[Saved entries]
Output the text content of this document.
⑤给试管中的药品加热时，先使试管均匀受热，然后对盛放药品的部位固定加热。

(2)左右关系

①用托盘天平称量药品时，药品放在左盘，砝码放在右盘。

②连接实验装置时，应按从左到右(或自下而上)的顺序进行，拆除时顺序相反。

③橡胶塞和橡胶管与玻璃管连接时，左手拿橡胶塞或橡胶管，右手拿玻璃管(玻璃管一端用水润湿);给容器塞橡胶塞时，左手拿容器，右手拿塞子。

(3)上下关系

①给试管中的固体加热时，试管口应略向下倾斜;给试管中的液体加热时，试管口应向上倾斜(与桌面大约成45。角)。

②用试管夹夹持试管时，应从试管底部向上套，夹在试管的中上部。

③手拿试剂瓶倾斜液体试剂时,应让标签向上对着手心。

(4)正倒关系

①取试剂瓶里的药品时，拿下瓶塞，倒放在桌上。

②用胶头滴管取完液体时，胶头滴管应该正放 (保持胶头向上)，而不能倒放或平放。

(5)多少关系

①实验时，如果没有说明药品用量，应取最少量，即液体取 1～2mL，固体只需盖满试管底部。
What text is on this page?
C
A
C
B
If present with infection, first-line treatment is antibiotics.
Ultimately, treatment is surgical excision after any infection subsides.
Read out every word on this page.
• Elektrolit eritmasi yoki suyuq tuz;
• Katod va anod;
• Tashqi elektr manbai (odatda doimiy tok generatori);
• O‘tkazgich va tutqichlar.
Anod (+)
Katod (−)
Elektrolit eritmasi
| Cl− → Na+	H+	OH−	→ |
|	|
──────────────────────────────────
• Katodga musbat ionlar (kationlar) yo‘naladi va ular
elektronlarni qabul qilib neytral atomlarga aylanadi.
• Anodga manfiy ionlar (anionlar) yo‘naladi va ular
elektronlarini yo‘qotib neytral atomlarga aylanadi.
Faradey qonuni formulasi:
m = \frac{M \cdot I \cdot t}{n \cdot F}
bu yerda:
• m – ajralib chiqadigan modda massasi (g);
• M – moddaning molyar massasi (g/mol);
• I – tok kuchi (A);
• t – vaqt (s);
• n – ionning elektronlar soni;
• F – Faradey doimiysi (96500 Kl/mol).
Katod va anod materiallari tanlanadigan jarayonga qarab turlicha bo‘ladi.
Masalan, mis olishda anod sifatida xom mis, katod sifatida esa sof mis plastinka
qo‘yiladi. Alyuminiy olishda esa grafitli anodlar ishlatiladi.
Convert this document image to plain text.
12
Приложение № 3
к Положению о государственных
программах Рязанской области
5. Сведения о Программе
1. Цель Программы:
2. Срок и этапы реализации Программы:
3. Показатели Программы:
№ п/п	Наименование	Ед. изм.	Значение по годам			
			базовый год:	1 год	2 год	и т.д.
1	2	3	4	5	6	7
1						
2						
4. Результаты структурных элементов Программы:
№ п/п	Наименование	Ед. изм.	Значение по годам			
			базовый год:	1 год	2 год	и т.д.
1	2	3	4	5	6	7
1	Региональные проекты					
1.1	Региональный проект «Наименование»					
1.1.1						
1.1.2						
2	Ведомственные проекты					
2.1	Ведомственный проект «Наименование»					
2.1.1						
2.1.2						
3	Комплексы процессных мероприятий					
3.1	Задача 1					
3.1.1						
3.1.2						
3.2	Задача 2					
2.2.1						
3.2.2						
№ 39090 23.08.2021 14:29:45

Exercise instructions:
Each record above should be restated word for word.

Solution to this exercise:
Output the text content of this document.
⑤给试管中的药品加热时，先使试管均匀受热，然后对盛放药品的部位固定加热。

(2)左右关系

①用托盘天平称量药品时，药品放在左盘，砝码放在右盘。

②连接实验装置时，应按从左到右(或自下而上)的顺序进行，拆除时顺序相反。

③橡胶塞和橡胶管与玻璃管连接时，左手拿橡胶塞或橡胶管，右手拿玻璃管(玻璃管一端用水润湿);给容器塞橡胶塞时，左手拿容器，右手拿塞子。

(3)上下关系

①给试管中的固体加热时，试管口应略向下倾斜;给试管中的液体加热时，试管口应向上倾斜(与桌面大约成45。角)。

②用试管夹夹持试管时，应从试管底部向上套，夹在试管的中上部。

③手拿试剂瓶倾斜液体试剂时,应让标签向上对着手心。

(4)正倒关系

①取试剂瓶里的药品时，拿下瓶塞，倒放在桌上。

②用胶头滴管取完液体时，胶头滴管应该正放 (保持胶头向上)，而不能倒放或平放。

(5)多少关系

①实验时，如果没有说明药品用量，应取最少量，即液体取 1～2mL，固体只需盖满试管底部。
What text is on this page?
C
A
C
B
If present with infection, first-line treatment is antibiotics.
Ultimately, treatment is surgical excision after any infection subsides.
Read out every word on this page.
• Elektrolit eritmasi yoki suyuq tuz;
• Katod va anod;
• Tashqi elektr manbai (odatda doimiy tok generatori);
• O‘tkazgich va tutqichlar.
Anod (+)
Katod (−)
Elektrolit eritmasi
| Cl− → Na+	H+	OH−	→ |
|	|
──────────────────────────────────
• Katodga musbat ionlar (kationlar) yo‘naladi va ular
elektronlarni qabul qilib neytral atomlarga aylanadi.
• Anodga manfiy ionlar (anionlar) yo‘naladi va ular
elektronlarini yo‘qotib neytral atomlarga aylanadi.
Faradey qonuni formulasi:
m = \frac{M \cdot I \cdot t}{n \cdot F}
bu yerda:
• m – ajralib chiqadigan modda massasi (g);
• M – moddaning molyar massasi (g/mol);
• I – tok kuchi (A);
• t – vaqt (s);
• n – ionning elektronlar soni;
• F – Faradey doimiysi (96500 Kl/mol).
Katod va anod materiallari tanlanadigan jarayonga qarab turlicha bo‘ladi.
Masalan, mis olishda anod sifatida xom mis, katod sifatida esa sof mis plastinka
qo‘yiladi. Alyuminiy olishda esa grafitli anodlar ishlatiladi.
Convert this document image to plain text.
12
Приложение № 3
к Положению о государственных
программах Рязанской области
5. Сведения о Программе
1. Цель Программы:
2. Срок и этапы реализации Программы:
3. Показатели Программы:
№ п/п	Наименование	Ед. изм.	Значение по годам			
			базовый год:	1 год	2 год	и т.д.
1	2	3	4	5	6	7
1						
2						
4. Результаты структурных элементов Программы:
№ п/п	Наименование	Ед. изм.	Значение по годам			
			базовый год:	1 год	2 год	и т.д.
1	2	3	4	5	6	7
1	Региональные проекты					
1.1	Региональный проект «Наименование»					
1.1.1						
1.1.2						
2	Ведомственные проекты					
2.1	Ведомственный проект «Наименование»					
2.1.1						
2.1.2						
3	Комплексы процессных мероприятий					
3.1	Задача 1					
3.1.1						
3.1.2						
3.2	Задача 2					
2.2.1						
3.2.2						
№ 39090 23.08.2021 14:29:45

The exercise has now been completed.